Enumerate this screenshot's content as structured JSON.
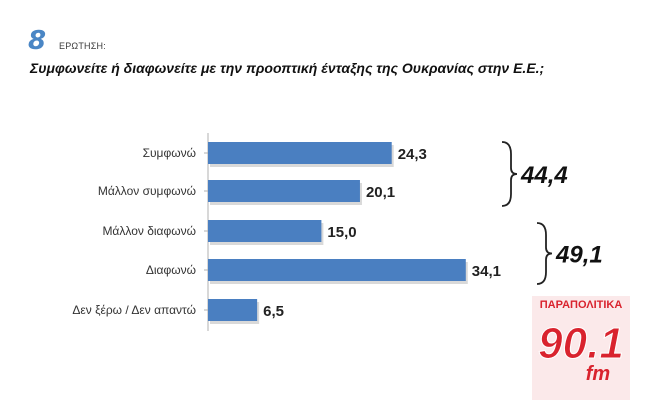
{
  "header": {
    "question_number": "8",
    "question_label": "ΕΡΩΤΗΣΗ:",
    "question_text": "Συμφωνείτε ή διαφωνείτε με την προοπτική ένταξης της Ουκρανίας στην Ε.Ε.;"
  },
  "chart_data": {
    "type": "bar",
    "orientation": "horizontal",
    "categories": [
      "Συμφωνώ",
      "Μάλλον συμφωνώ",
      "Μάλλον διαφωνώ",
      "Διαφωνώ",
      "Δεν ξέρω / Δεν απαντώ"
    ],
    "values": [
      24.3,
      20.1,
      15.0,
      34.1,
      6.5
    ],
    "value_labels": [
      "24,3",
      "20,1",
      "15,0",
      "34,1",
      "6,5"
    ],
    "xlim": [
      0,
      40
    ],
    "bar_color": "#4a7fc1",
    "groups": [
      {
        "label": "44,4",
        "categories": [
          "Συμφωνώ",
          "Μάλλον συμφωνώ"
        ]
      },
      {
        "label": "49,1",
        "categories": [
          "Μάλλον διαφωνώ",
          "Διαφωνώ"
        ]
      }
    ],
    "grid": false
  },
  "logo": {
    "top_text": "ΠΑΡΑΠΟΛΙΤΙΚΑ",
    "main_text": "90.1",
    "sub_text": "fm",
    "color": "#d9232e"
  }
}
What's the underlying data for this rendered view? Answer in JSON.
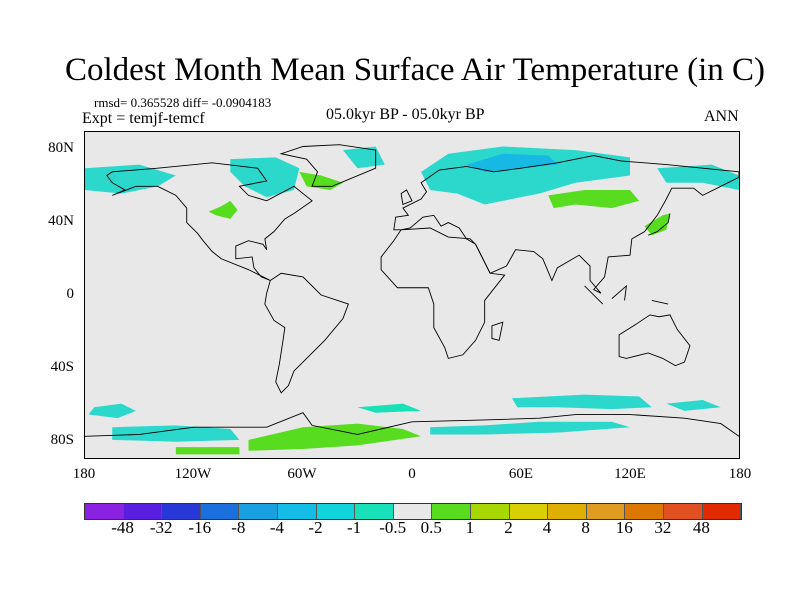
◆ ◆ ◆ ◆ ◆
→ Aim of the task
A faithful copy of the records above is needed, with the pictures left out.

→ Written solution
Enumerate this screenshot's content as structured JSON.
{
  "header": {
    "question_number": "8",
    "question_label": "ΕΡΩΤΗΣΗ:",
    "question_text": "Συμφωνείτε ή διαφωνείτε με την προοπτική ένταξης της Ουκρανίας στην Ε.Ε.;"
  },
  "chart_data": {
    "type": "bar",
    "orientation": "horizontal",
    "categories": [
      "Συμφωνώ",
      "Μάλλον συμφωνώ",
      "Μάλλον διαφωνώ",
      "Διαφωνώ",
      "Δεν ξέρω / Δεν απαντώ"
    ],
    "values": [
      24.3,
      20.1,
      15.0,
      34.1,
      6.5
    ],
    "value_labels": [
      "24,3",
      "20,1",
      "15,0",
      "34,1",
      "6,5"
    ],
    "xlim": [
      0,
      40
    ],
    "bar_color": "#4a7fc1",
    "groups": [
      {
        "label": "44,4",
        "categories": [
          "Συμφωνώ",
          "Μάλλον συμφωνώ"
        ]
      },
      {
        "label": "49,1",
        "categories": [
          "Μάλλον διαφωνώ",
          "Διαφωνώ"
        ]
      }
    ],
    "grid": false
  },
  "logo": {
    "top_text": "ΠΑΡΑΠΟΛΙΤΙΚΑ",
    "main_text": "90.1",
    "sub_text": "fm",
    "color": "#d9232e"
  }
}
What's the underlying data for this rendered view? Answer in JSON.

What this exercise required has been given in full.